-- Written task --
Gather up every line that includes the string "Brillance".

Stored entries:
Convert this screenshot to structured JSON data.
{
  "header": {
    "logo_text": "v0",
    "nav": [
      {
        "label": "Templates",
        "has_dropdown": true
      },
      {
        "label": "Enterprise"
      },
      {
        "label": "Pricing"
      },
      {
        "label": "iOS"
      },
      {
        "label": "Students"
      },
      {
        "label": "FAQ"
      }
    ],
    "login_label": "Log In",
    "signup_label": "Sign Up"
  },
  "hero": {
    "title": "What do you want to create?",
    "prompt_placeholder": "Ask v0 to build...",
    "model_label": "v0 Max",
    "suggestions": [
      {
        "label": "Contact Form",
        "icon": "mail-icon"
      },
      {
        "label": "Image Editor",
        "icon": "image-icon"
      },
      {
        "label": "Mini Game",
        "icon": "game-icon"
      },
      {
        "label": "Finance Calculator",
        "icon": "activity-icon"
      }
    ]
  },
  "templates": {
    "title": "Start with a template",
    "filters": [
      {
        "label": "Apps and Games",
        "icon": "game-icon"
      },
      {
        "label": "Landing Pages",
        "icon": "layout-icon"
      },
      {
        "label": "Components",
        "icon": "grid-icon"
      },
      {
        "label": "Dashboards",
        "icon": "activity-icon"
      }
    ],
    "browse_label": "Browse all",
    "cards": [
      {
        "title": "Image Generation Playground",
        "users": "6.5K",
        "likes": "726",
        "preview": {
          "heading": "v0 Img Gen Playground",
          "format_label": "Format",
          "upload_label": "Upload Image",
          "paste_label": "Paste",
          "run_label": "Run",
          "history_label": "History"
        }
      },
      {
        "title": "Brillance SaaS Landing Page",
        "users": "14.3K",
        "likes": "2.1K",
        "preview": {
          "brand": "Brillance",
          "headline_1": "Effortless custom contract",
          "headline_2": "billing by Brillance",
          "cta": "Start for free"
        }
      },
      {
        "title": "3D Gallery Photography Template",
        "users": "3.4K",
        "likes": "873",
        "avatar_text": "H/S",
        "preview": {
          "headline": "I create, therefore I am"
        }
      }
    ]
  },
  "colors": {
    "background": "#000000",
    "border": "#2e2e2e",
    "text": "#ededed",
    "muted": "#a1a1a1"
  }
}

-- Result for this exercise --
        "title": "Brillance SaaS Landing Page",
          "brand": "Brillance",
          "headline_2": "billing by Brillance",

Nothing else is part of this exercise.